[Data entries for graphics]
——————————

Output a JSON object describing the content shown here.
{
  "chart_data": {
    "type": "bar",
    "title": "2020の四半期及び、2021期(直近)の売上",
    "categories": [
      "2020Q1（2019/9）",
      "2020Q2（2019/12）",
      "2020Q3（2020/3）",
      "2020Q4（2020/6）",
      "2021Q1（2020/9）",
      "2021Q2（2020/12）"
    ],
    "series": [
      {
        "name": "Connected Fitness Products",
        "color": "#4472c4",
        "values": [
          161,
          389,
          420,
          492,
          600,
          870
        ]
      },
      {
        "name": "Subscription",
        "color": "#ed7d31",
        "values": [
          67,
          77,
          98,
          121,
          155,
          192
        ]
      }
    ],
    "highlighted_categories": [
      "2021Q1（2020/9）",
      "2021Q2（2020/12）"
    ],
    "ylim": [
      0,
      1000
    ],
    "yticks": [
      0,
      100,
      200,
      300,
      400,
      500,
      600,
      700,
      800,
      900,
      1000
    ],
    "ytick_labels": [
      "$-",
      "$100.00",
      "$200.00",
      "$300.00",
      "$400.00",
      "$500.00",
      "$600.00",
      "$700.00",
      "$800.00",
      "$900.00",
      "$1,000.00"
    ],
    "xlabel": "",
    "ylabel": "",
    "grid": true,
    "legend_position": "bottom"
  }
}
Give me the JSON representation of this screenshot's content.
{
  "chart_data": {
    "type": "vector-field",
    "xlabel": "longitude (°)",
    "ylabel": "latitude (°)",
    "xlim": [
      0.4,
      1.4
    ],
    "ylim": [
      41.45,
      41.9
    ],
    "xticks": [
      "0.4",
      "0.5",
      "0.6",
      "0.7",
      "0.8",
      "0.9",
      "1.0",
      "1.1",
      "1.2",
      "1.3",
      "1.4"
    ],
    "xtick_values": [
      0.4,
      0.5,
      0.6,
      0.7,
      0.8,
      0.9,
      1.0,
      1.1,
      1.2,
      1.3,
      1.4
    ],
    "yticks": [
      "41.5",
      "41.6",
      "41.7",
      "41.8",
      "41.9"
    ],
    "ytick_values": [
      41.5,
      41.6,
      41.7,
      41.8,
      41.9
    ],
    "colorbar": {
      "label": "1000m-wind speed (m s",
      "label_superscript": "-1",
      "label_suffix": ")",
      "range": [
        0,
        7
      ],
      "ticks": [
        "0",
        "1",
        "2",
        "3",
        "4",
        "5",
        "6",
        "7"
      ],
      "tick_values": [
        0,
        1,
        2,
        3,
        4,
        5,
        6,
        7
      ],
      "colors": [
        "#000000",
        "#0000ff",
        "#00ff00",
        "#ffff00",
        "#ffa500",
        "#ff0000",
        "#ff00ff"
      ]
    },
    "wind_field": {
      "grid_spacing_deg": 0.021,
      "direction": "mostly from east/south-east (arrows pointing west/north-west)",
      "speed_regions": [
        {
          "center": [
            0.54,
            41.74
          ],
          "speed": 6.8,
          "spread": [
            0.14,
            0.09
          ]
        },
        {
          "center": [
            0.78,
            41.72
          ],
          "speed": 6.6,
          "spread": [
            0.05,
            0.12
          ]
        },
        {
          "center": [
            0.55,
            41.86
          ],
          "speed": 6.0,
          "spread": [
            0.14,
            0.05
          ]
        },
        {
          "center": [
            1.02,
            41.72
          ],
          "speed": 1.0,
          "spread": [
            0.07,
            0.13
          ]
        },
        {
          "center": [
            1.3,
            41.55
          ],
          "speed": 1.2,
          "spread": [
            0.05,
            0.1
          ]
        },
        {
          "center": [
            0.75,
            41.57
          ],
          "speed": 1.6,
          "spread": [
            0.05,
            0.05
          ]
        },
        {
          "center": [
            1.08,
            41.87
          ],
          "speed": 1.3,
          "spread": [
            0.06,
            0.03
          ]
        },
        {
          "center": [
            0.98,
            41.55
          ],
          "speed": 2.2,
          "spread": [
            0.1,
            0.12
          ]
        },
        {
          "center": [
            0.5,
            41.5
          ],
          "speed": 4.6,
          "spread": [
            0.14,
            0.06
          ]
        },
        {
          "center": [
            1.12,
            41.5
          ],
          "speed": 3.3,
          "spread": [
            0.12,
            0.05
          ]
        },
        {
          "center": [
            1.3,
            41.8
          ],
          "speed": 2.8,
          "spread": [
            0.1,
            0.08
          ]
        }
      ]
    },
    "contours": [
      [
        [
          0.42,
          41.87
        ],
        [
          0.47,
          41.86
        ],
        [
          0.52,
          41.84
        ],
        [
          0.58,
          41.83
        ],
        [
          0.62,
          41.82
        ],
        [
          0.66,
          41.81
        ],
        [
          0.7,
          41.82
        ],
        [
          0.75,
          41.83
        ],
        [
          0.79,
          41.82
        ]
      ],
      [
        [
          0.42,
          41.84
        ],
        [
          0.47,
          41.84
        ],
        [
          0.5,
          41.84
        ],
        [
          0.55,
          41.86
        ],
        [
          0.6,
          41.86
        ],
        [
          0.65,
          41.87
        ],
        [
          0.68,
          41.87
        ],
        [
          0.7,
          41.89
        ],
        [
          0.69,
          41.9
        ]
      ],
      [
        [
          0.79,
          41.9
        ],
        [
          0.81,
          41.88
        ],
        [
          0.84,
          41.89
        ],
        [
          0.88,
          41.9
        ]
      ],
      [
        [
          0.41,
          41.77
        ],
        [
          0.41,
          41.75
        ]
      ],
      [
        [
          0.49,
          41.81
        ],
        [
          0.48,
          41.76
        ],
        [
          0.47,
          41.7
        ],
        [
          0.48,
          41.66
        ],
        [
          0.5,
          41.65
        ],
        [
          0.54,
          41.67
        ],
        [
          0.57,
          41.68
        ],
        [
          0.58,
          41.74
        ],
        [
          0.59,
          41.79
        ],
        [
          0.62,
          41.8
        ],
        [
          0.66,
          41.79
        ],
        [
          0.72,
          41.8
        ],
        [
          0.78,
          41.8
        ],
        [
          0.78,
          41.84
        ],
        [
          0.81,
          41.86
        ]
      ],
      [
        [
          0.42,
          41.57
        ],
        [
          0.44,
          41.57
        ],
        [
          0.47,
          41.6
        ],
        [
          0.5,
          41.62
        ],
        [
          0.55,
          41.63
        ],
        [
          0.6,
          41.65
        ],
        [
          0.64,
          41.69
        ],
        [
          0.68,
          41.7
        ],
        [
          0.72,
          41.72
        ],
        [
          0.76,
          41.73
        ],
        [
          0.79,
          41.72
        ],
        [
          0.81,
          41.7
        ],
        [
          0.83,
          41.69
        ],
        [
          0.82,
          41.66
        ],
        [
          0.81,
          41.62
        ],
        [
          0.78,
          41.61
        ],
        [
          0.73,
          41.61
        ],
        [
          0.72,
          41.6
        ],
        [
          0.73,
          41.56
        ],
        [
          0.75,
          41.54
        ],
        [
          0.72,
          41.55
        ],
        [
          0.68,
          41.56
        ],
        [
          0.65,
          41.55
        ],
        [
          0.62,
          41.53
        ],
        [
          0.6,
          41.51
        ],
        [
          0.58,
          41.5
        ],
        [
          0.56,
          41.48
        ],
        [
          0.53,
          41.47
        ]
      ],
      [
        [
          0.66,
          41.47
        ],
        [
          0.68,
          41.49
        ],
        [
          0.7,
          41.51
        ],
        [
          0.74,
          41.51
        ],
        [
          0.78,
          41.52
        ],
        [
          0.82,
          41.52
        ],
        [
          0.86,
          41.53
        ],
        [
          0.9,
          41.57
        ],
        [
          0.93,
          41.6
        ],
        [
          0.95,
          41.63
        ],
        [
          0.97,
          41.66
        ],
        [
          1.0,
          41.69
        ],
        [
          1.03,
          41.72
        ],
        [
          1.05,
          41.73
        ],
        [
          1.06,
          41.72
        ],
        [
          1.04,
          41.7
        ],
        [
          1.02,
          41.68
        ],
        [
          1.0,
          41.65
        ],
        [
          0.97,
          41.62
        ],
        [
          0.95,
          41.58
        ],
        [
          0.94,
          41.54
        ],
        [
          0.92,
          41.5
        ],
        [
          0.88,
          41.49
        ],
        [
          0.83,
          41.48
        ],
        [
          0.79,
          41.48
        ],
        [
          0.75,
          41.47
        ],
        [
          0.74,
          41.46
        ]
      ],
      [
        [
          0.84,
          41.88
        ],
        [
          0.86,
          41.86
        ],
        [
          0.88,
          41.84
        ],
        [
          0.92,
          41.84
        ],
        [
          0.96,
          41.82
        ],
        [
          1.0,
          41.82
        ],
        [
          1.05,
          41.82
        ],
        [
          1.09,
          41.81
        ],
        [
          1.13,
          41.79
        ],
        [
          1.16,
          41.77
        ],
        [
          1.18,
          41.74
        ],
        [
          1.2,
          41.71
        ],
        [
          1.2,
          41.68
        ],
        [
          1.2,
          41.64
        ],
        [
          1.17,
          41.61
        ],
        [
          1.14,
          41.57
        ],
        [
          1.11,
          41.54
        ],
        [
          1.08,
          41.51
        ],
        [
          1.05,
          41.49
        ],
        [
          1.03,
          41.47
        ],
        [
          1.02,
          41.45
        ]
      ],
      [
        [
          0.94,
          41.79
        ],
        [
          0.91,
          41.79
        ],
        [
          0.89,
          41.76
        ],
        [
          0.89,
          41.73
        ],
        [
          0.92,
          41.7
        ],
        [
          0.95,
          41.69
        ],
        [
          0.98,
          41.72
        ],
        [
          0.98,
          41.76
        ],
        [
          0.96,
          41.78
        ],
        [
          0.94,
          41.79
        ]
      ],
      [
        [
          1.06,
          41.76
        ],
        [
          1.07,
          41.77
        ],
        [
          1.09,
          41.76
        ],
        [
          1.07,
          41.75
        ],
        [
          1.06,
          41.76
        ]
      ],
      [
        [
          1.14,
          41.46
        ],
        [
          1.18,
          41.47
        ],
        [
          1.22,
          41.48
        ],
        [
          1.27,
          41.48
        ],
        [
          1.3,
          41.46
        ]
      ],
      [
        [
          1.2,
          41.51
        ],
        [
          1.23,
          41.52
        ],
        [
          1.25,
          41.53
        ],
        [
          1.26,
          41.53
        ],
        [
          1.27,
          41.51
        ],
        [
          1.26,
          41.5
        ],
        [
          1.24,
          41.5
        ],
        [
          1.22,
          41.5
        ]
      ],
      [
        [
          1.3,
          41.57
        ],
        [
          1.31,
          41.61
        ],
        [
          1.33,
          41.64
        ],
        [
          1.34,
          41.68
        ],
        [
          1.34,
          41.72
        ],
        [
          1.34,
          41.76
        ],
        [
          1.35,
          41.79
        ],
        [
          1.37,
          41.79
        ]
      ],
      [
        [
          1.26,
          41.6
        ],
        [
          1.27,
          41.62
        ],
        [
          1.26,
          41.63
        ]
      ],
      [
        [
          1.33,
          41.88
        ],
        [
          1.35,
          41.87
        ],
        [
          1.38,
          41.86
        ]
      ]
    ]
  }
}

——————————

Output nothing but the number of lines in the data containing the string "JSON".

## Full response:
2